**Task objective**
Reproduce the data that follows in its entirety, character for character.
--- Begin Exercise material ---
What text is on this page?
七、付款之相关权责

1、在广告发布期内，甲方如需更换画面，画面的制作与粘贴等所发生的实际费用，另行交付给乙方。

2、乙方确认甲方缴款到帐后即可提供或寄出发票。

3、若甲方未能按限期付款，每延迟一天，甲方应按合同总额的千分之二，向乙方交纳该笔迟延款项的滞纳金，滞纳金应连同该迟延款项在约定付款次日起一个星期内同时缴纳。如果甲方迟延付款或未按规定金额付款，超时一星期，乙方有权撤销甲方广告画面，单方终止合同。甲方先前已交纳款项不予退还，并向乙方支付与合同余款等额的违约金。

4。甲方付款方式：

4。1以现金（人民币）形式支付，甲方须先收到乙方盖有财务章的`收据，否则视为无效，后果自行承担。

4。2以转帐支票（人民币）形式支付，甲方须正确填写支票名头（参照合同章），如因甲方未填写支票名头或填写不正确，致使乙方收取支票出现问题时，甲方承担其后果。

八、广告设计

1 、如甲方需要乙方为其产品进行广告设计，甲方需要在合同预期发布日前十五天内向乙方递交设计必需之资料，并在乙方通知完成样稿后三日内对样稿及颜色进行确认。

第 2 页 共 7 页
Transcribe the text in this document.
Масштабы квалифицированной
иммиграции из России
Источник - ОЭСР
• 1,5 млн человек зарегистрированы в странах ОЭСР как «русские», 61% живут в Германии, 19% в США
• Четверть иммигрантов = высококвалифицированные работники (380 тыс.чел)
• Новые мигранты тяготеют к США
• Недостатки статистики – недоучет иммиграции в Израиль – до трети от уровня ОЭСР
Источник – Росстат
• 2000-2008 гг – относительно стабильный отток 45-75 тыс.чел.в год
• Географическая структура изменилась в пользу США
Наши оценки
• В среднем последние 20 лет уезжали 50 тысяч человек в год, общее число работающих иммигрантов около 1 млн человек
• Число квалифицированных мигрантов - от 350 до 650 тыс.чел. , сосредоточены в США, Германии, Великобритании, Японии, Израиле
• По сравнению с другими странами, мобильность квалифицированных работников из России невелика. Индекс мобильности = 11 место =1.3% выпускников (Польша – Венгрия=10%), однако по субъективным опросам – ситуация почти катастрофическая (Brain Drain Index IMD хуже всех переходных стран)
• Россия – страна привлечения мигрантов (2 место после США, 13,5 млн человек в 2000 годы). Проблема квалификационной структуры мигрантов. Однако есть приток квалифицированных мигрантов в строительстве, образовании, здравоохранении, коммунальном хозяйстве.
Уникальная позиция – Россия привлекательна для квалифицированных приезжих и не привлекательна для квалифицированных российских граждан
--- End Exercise material ---
**The output**
What text is on this page?
七、付款之相关权责

1、在广告发布期内，甲方如需更换画面，画面的制作与粘贴等所发生的实际费用，另行交付给乙方。

2、乙方确认甲方缴款到帐后即可提供或寄出发票。

3、若甲方未能按限期付款，每延迟一天，甲方应按合同总额的千分之二，向乙方交纳该笔迟延款项的滞纳金，滞纳金应连同该迟延款项在约定付款次日起一个星期内同时缴纳。如果甲方迟延付款或未按规定金额付款，超时一星期，乙方有权撤销甲方广告画面，单方终止合同。甲方先前已交纳款项不予退还，并向乙方支付与合同余款等额的违约金。

4。甲方付款方式：

4。1以现金（人民币）形式支付，甲方须先收到乙方盖有财务章的`收据，否则视为无效，后果自行承担。

4。2以转帐支票（人民币）形式支付，甲方须正确填写支票名头（参照合同章），如因甲方未填写支票名头或填写不正确，致使乙方收取支票出现问题时，甲方承担其后果。

八、广告设计

1 、如甲方需要乙方为其产品进行广告设计，甲方需要在合同预期发布日前十五天内向乙方递交设计必需之资料，并在乙方通知完成样稿后三日内对样稿及颜色进行确认。

第 2 页 共 7 页
Transcribe the text in this document.
Масштабы квалифицированной
иммиграции из России
Источник - ОЭСР
• 1,5 млн человек зарегистрированы в странах ОЭСР как «русские», 61% живут в Германии, 19% в США
• Четверть иммигрантов = высококвалифицированные работники (380 тыс.чел)
• Новые мигранты тяготеют к США
• Недостатки статистики – недоучет иммиграции в Израиль – до трети от уровня ОЭСР
Источник – Росстат
• 2000-2008 гг – относительно стабильный отток 45-75 тыс.чел.в год
• Географическая структура изменилась в пользу США
Наши оценки
• В среднем последние 20 лет уезжали 50 тысяч человек в год, общее число работающих иммигрантов около 1 млн человек
• Число квалифицированных мигрантов - от 350 до 650 тыс.чел. , сосредоточены в США, Германии, Великобритании, Японии, Израиле
• По сравнению с другими странами, мобильность квалифицированных работников из России невелика. Индекс мобильности = 11 место =1.3% выпускников (Польша – Венгрия=10%), однако по субъективным опросам – ситуация почти катастрофическая (Brain Drain Index IMD хуже всех переходных стран)
• Россия – страна привлечения мигрантов (2 место после США, 13,5 млн человек в 2000 годы). Проблема квалификационной структуры мигрантов. Однако есть приток квалифицированных мигрантов в строительстве, образовании, здравоохранении, коммунальном хозяйстве.
Уникальная позиция – Россия привлекательна для квалифицированных приезжих и не привлекательна для квалифицированных российских граждан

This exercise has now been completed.